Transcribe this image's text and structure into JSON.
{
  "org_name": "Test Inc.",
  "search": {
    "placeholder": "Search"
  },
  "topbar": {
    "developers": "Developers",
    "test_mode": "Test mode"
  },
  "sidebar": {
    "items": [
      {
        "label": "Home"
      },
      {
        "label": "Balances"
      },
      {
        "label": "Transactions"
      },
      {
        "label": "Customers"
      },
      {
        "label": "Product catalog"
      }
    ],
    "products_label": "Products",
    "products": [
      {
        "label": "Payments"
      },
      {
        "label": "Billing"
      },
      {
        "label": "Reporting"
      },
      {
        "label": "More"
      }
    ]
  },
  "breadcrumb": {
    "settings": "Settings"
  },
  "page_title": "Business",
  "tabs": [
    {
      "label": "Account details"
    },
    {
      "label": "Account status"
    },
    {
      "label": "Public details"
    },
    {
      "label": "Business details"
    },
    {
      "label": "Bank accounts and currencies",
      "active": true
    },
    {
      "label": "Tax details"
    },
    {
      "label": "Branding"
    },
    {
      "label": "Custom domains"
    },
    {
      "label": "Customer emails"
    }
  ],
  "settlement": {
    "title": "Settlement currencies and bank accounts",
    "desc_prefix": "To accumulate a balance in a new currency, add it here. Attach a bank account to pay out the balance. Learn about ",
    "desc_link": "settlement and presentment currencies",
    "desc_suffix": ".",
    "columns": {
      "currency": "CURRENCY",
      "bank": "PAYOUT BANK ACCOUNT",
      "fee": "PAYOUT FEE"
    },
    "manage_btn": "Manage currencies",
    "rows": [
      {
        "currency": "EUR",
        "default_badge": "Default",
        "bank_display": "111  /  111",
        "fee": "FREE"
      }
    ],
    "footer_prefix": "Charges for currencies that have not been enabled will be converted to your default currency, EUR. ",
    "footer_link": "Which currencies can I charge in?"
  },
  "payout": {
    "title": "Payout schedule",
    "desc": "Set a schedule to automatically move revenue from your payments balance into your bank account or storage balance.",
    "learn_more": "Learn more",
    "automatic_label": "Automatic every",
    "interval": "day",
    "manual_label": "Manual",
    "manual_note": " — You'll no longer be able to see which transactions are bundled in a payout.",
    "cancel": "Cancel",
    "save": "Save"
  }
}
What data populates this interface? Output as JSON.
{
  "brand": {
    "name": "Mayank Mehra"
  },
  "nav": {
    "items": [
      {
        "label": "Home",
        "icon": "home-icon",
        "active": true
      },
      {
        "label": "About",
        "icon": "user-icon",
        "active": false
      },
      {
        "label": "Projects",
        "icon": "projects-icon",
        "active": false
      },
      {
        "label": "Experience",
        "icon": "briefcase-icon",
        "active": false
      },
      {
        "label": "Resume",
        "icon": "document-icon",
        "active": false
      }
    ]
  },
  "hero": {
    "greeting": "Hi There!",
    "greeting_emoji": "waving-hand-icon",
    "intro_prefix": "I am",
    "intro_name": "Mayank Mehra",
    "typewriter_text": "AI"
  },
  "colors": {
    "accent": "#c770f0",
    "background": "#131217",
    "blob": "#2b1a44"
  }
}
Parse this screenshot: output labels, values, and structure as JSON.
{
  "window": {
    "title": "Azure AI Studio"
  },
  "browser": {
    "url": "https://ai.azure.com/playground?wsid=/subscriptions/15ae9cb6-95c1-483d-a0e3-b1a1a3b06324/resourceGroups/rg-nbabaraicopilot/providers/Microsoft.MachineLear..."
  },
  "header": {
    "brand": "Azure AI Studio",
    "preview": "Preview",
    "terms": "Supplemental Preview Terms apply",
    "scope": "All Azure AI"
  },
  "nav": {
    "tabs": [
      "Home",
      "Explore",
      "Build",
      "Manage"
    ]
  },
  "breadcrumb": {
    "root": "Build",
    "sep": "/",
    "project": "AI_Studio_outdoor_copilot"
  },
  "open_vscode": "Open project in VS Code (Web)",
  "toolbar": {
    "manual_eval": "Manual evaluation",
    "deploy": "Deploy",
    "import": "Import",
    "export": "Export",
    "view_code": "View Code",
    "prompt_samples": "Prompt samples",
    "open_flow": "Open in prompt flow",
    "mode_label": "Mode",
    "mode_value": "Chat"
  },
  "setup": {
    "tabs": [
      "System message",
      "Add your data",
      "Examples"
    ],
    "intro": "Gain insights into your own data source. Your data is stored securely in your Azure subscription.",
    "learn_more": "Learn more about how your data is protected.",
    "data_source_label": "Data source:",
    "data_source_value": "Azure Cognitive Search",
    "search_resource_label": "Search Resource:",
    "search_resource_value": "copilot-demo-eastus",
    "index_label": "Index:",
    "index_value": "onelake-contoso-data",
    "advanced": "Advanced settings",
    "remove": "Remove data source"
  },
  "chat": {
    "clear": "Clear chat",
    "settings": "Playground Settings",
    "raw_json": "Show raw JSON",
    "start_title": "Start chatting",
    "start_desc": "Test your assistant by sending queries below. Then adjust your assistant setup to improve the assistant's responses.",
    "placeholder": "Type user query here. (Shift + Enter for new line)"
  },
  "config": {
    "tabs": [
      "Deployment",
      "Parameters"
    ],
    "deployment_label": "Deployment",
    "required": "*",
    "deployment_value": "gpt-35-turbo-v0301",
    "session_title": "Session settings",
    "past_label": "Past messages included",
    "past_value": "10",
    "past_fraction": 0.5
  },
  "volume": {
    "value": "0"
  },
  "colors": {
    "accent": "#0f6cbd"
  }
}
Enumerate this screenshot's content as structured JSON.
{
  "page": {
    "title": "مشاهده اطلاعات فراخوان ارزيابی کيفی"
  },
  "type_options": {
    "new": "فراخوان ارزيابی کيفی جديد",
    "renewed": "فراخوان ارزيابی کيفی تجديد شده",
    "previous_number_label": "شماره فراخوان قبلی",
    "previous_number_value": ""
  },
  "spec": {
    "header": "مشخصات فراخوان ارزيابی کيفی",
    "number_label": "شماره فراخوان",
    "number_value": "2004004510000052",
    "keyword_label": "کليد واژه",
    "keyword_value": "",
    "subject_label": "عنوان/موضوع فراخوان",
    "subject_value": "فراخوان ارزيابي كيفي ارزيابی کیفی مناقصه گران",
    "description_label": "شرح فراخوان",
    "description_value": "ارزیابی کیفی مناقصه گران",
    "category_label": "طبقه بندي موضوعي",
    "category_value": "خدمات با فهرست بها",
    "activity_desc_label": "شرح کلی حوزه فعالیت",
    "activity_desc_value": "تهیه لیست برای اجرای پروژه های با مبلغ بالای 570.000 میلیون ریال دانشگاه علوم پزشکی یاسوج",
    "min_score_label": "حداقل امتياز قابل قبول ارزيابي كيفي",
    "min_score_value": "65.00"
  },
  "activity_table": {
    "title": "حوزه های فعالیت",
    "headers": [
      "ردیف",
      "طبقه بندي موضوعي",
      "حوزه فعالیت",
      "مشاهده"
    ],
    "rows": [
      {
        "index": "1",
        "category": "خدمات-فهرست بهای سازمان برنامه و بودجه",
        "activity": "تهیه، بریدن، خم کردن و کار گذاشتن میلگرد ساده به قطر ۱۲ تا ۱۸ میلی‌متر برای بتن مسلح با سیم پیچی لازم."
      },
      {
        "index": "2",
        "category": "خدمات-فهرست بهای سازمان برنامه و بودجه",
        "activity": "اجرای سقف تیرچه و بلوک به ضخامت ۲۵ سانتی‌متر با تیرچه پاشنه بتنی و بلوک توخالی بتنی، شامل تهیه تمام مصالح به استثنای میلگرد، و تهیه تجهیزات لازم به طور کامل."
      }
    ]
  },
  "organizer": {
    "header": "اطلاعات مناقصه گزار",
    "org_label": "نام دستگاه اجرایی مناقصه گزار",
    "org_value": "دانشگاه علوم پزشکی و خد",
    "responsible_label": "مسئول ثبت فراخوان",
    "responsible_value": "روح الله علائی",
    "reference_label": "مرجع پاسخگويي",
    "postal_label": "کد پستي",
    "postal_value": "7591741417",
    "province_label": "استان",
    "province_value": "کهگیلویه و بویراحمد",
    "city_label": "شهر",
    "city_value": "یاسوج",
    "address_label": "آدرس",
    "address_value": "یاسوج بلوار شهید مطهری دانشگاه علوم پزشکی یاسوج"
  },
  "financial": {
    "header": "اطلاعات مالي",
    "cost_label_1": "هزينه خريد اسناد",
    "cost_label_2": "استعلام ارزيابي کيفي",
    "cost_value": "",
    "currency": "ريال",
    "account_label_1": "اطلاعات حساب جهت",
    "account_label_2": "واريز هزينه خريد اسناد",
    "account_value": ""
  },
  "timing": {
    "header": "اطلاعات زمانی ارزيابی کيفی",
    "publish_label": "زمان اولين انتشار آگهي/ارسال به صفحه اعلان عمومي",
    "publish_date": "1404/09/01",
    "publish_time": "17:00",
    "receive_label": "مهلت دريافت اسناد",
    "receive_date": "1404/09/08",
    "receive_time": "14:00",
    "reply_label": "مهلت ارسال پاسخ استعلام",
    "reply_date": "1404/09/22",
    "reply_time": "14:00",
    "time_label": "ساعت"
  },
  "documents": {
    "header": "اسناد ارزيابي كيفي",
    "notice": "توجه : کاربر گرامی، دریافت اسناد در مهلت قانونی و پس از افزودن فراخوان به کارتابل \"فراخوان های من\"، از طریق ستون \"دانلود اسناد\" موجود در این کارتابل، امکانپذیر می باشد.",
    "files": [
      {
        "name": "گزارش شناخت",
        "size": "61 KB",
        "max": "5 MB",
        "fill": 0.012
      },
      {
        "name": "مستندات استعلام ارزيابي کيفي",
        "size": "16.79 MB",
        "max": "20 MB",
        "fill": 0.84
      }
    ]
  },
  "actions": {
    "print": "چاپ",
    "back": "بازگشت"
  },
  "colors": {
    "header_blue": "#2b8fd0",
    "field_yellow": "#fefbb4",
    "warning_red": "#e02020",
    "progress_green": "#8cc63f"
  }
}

▸ **Exercise goal**
Report how many lines in the listing above include the word "this". Give nothing but the number.

▸ **Output of the exercise**
4